→ **Extrait**
◇ ◇ ◇ ◇
La loi s’applique pour un employeur dont la résidence, le domicile, l’entreprise, le siège ou le bureau se trouve ou non au Québec ;
Le salarié travaille à la fois au Québec et à l’extérieur du Québec.
- Pour un employeur dont la résidence, le domicile, l’entreprise, le siège ou le bureau se trouve au Québec, la loi s’applique (art. 2, paragr. 1° LNT) ;
- Pour un employeur qui n’a ni résidence, ni domicile, ni entreprise, ni siège, ni bureau au Québec, la loi applicable est celle du lieu de l’entreprise de l’employeur ;
Le salarié travaille uniquement à l’extérieur du Québec, mais est domicilié ou réside au Québec.
- Pour un employeur dont la résidence, le domicile, l’entreprise, le siège ou le bureau se trouve au Québec, la loi s’applique (art. 2, paragr. 2° LNT) ;
- Pour un employeur qui n’a ni résidence, ni domicile, ni entreprise, ni siège, ni bureau au Québec, la loi applicable est celle du lieu de l’entreprise de l’employeur.
Il est important de mentionner que, pour l’application du paragraphe 1°, le salarié peut résider et être domicilié à l’extérieur du Québec.
Par l’utilisation des termes « un employeur dont la résidence, le domicile, l’entreprise, le siège ou le bureau se trouve au Québec », l’intention manifeste du législateur est de viser l’employeur qui fait des affaires au Québec.
Par ailleurs, pour que la loi soit applicable à l’État, on doit le mentionner spécifiquement. La Loi sur les normes du travail s’applique à tous les ministères et organismes du gouvernement.
◇ ◇ ◇ ◇
→ **Consignes**
[a] Selon l'extrait :
(i) Quelle loi s'applique lorsque le salarié travaille à la fois au Québec et à l'extérieur du Québec et que l'employeur n'a ni résidence, ni domicile, ni entreprise, ni siège, ni bureau au Québec ?
(ii) Quel employeur le législateur entend-il manifestement viser par les termes « un employeur dont la résidence, le domicile, l'entreprise, le siège ou le bureau se trouve au Québec » ?
(iii) À qui la Loi sur les normes du travail s'applique-t-elle du côté du gouvernement ?
[b] Quels rattachements de l'employeur au Québec l'extrait énumère-t-il pour déterminer si la loi s'applique ?
Appuyez-vous uniquement sur l'extrait pour répondre.

→ **Données enregistrées**
◇ ◇ ◇ ◇
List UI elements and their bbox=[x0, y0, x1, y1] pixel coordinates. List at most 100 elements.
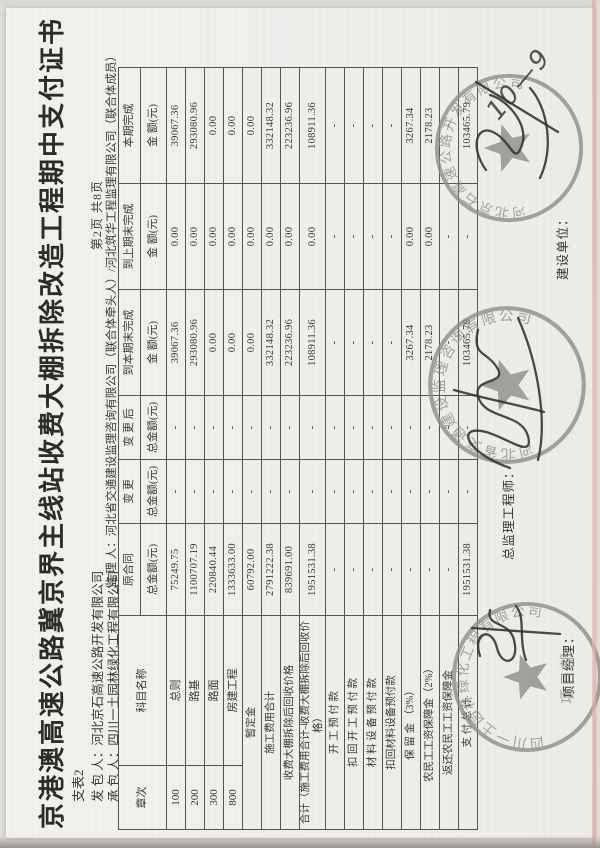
◇ ◇ ◇ ◇
→ **Réponses dans l'ordre**
[a]
(i) La loi du lieu de l'entreprise de l'employeur.
(ii) L'employeur qui fait des affaires au Québec.
(iii) À tous les ministères et organismes du gouvernement.

[b] La résidence, le domicile, l'entreprise, le siège et le bureau.